YOUR GOAL:
Here are some records. Copy each one exactly.

STORED DATA:
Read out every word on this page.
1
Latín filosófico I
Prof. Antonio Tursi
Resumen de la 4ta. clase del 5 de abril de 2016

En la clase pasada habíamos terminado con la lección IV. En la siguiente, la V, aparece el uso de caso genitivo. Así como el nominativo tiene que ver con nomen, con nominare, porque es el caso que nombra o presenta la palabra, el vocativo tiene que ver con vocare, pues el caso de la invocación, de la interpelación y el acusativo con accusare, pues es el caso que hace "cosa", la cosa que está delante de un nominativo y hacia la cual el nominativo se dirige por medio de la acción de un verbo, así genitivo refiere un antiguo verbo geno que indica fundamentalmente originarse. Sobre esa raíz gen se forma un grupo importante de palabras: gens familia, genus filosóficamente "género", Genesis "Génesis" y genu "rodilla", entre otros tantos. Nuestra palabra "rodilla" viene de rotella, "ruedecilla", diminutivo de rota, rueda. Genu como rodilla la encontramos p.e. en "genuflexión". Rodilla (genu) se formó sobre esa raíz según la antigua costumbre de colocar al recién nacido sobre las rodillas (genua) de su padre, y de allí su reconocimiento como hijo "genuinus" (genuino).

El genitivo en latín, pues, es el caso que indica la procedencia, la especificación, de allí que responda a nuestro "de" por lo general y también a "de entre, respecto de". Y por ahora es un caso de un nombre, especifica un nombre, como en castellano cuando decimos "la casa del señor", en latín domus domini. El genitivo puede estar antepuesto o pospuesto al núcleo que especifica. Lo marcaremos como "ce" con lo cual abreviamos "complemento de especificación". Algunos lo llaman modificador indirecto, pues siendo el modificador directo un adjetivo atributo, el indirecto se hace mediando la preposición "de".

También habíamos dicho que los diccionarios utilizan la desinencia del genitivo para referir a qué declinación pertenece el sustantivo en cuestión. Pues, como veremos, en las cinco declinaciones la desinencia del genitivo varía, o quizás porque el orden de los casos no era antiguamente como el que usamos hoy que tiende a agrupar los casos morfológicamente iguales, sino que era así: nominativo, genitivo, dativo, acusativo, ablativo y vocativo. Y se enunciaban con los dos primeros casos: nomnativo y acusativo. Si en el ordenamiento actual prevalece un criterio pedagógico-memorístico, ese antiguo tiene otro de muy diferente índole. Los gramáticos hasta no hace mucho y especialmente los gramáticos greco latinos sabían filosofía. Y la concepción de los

ANSWER FOR THIS EXERCISE:
Read out every word on this page.
1
Latín filosófico I
Prof. Antonio Tursi
Resumen de la 4ta. clase del 5 de abril de 2016

En la clase pasada habíamos terminado con la lección IV. En la siguiente, la V, aparece el uso de caso genitivo. Así como el nominativo tiene que ver con nomen, con nominare, porque es el caso que nombra o presenta la palabra, el vocativo tiene que ver con vocare, pues el caso de la invocación, de la interpelación y el acusativo con accusare, pues es el caso que hace "cosa", la cosa que está delante de un nominativo y hacia la cual el nominativo se dirige por medio de la acción de un verbo, así genitivo refiere un antiguo verbo geno que indica fundamentalmente originarse. Sobre esa raíz gen se forma un grupo importante de palabras: gens familia, genus filosóficamente "género", Genesis "Génesis" y genu "rodilla", entre otros tantos. Nuestra palabra "rodilla" viene de rotella, "ruedecilla", diminutivo de rota, rueda. Genu como rodilla la encontramos p.e. en "genuflexión". Rodilla (genu) se formó sobre esa raíz según la antigua costumbre de colocar al recién nacido sobre las rodillas (genua) de su padre, y de allí su reconocimiento como hijo "genuinus" (genuino).

El genitivo en latín, pues, es el caso que indica la procedencia, la especificación, de allí que responda a nuestro "de" por lo general y también a "de entre, respecto de". Y por ahora es un caso de un nombre, especifica un nombre, como en castellano cuando decimos "la casa del señor", en latín domus domini. El genitivo puede estar antepuesto o pospuesto al núcleo que especifica. Lo marcaremos como "ce" con lo cual abreviamos "complemento de especificación". Algunos lo llaman modificador indirecto, pues siendo el modificador directo un adjetivo atributo, el indirecto se hace mediando la preposición "de".

También habíamos dicho que los diccionarios utilizan la desinencia del genitivo para referir a qué declinación pertenece el sustantivo en cuestión. Pues, como veremos, en las cinco declinaciones la desinencia del genitivo varía, o quizás porque el orden de los casos no era antiguamente como el que usamos hoy que tiende a agrupar los casos morfológicamente iguales, sino que era así: nominativo, genitivo, dativo, acusativo, ablativo y vocativo. Y se enunciaban con los dos primeros casos: nomnativo y acusativo. Si en el ordenamiento actual prevalece un criterio pedagógico-memorístico, ese antiguo tiene otro de muy diferente índole. Los gramáticos hasta no hace mucho y especialmente los gramáticos greco latinos sabían filosofía. Y la concepción de los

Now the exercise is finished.